= Your instructions =
For each line below that holds "branch", return the line as it stands.

Page pictures and their text:
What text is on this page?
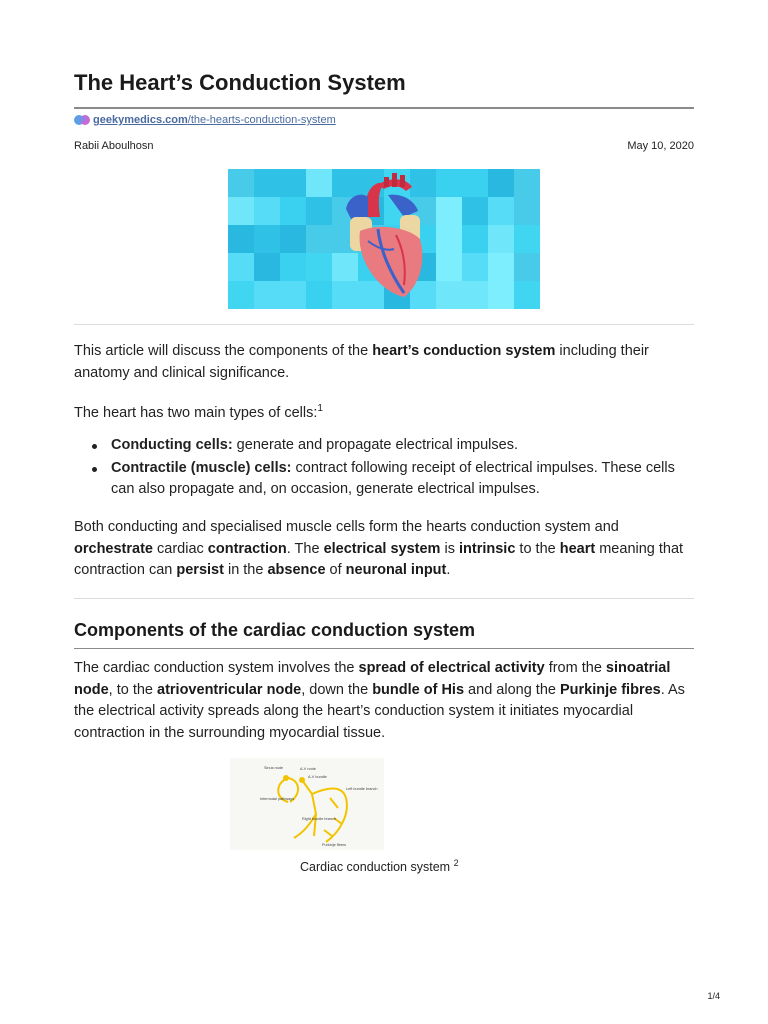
The Heart’s Conduction System
geekymedics.com /the-hearts-conduction-system
Rabii Aboulhosn	May 10, 2020

This article will discuss the components of the heart’s conduction system including their anatomy and clinical significance.

The heart has two main types of cells:$^1$

Conducting cells: generate and propagate electrical impulses.
Contractile (muscle) cells: contract following receipt of electrical impulses. These cells can also propagate and, on occasion, generate electrical impulses.

Both conducting and specialised muscle cells form the hearts conduction system and orchestrate cardiac contraction. The electrical system is intrinsic to the heart meaning that contraction can persist in the absence of neuronal input.

Components of the cardiac conduction system

The cardiac conduction system involves the spread of electrical activity from the sinoatrial node, to the atrioventricular node, down the bundle of His and along the Purkinje fibres. As the electrical activity spreads along the heart’s conduction system it initiates myocardial contraction in the surrounding myocardial tissue.

Sinus node	A-V node
A-V bundle
Internodal pathways
Left bundle branch
Right bundle branch
Purkinje fibers
Cardiac conduction system $^2$
1/4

= Output below =
Left bundle branch
Right bundle branch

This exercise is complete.